→ WORK TO BE COMPLETED: Where a line of the material contains the string "years", copy that line.

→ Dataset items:
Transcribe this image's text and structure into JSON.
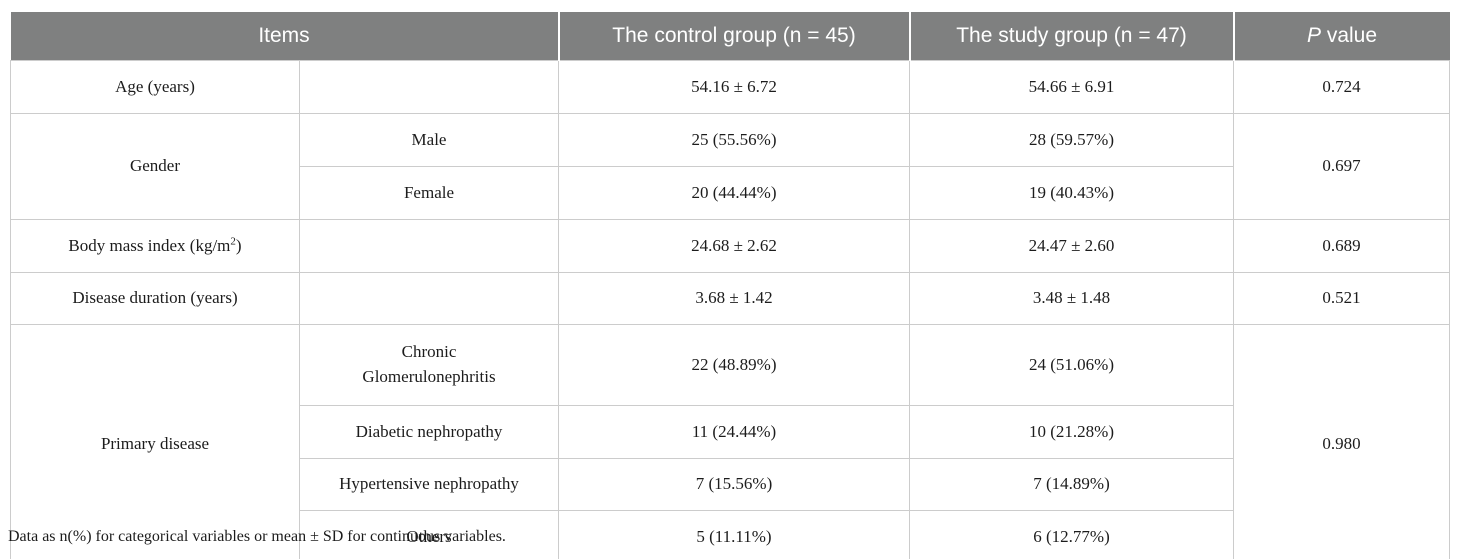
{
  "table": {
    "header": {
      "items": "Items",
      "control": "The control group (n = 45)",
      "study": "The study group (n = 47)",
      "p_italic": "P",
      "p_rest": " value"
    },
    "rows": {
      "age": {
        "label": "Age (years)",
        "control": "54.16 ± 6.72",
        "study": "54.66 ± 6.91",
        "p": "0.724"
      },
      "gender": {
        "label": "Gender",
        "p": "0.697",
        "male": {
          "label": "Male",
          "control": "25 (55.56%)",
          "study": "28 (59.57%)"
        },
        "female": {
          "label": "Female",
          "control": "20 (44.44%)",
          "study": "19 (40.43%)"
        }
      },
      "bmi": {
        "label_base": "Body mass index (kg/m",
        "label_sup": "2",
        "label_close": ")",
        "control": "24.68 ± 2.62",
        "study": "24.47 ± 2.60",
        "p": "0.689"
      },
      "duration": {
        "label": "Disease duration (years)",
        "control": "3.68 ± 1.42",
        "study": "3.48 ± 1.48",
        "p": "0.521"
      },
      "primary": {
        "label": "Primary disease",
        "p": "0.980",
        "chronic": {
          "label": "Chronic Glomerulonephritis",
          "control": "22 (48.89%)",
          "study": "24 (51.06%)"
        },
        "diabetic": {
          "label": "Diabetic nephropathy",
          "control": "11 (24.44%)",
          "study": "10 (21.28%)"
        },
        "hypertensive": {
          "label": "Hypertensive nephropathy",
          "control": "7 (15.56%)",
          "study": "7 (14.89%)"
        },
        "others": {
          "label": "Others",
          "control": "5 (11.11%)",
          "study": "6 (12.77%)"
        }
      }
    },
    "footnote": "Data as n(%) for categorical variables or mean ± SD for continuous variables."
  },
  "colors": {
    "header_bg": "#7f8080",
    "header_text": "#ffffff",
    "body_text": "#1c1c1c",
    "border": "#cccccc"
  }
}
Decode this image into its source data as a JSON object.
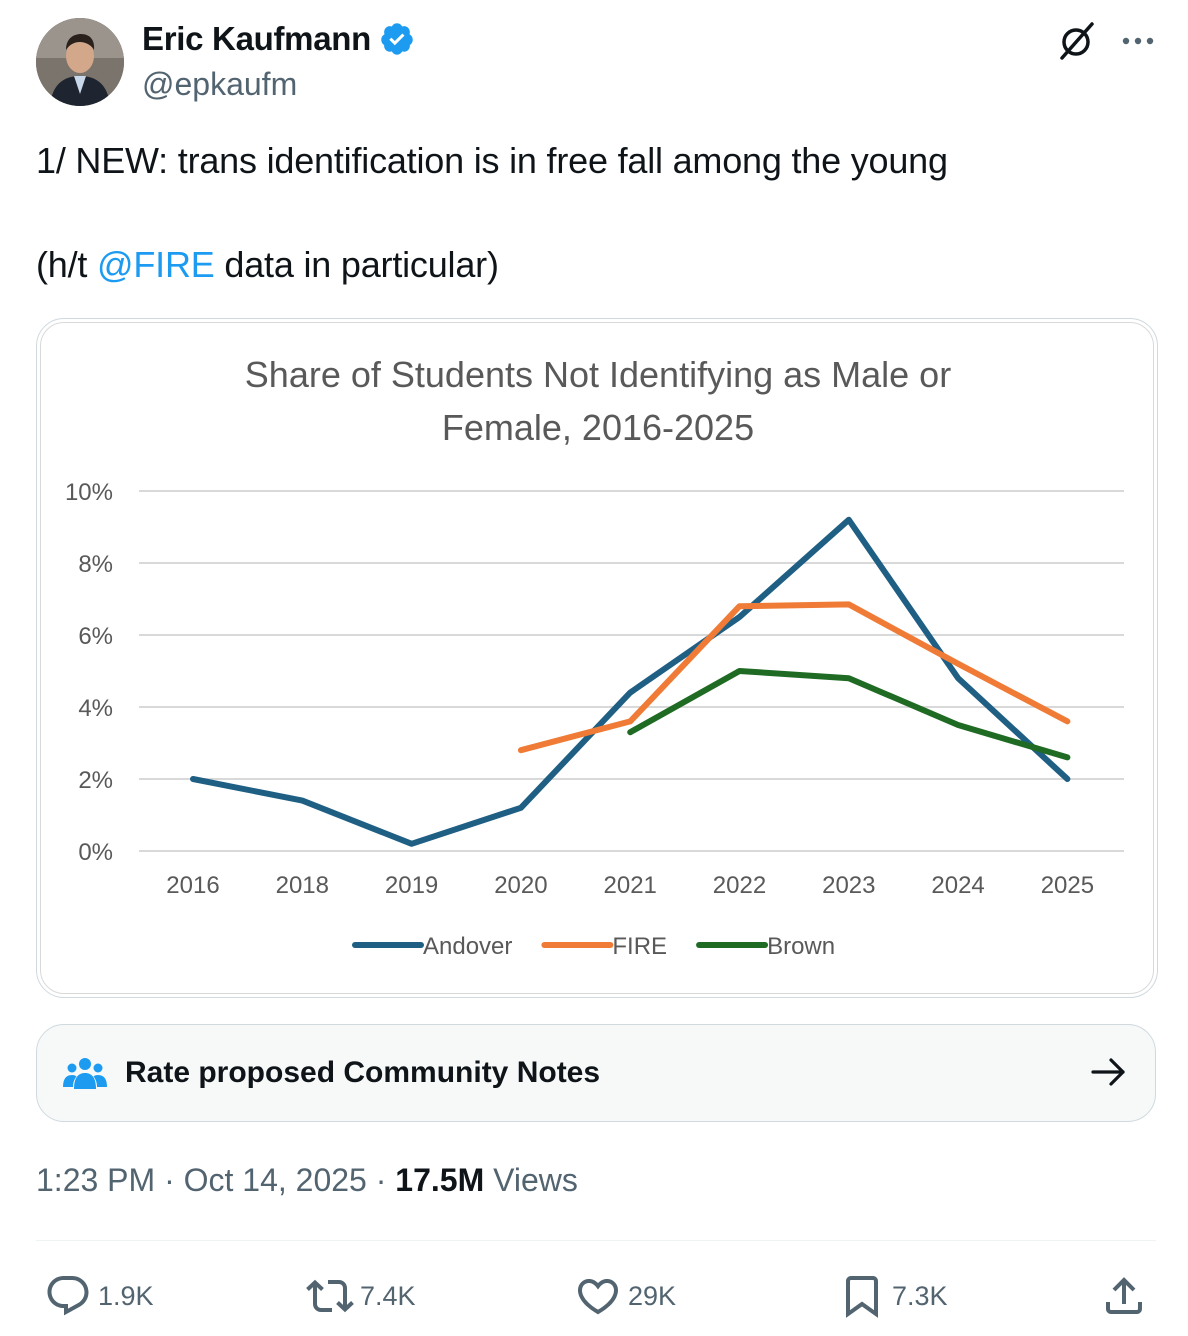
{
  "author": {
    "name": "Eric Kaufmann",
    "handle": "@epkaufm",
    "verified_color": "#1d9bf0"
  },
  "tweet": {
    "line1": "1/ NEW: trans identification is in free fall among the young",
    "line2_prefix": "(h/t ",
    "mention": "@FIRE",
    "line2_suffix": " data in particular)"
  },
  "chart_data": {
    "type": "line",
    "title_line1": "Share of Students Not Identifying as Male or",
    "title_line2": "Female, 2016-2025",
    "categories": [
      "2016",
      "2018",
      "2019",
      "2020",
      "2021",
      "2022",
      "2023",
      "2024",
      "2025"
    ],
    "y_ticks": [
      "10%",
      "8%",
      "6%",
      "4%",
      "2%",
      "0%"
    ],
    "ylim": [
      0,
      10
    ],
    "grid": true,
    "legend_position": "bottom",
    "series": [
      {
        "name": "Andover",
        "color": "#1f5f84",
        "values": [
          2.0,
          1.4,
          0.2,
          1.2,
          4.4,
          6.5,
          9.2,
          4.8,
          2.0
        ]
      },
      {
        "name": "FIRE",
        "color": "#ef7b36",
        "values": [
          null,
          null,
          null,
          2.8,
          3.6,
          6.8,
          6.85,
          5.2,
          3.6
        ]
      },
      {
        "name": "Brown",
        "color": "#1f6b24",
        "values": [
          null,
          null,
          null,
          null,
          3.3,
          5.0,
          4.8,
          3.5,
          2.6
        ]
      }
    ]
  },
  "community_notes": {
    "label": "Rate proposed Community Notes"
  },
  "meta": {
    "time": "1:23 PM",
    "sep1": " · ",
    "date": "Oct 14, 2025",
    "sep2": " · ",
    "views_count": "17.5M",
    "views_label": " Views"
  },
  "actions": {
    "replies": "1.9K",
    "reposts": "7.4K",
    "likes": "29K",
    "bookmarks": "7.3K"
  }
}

→ ANSWER BELOW:
        "label": "Age (years)",
        "label": "Disease duration (years)",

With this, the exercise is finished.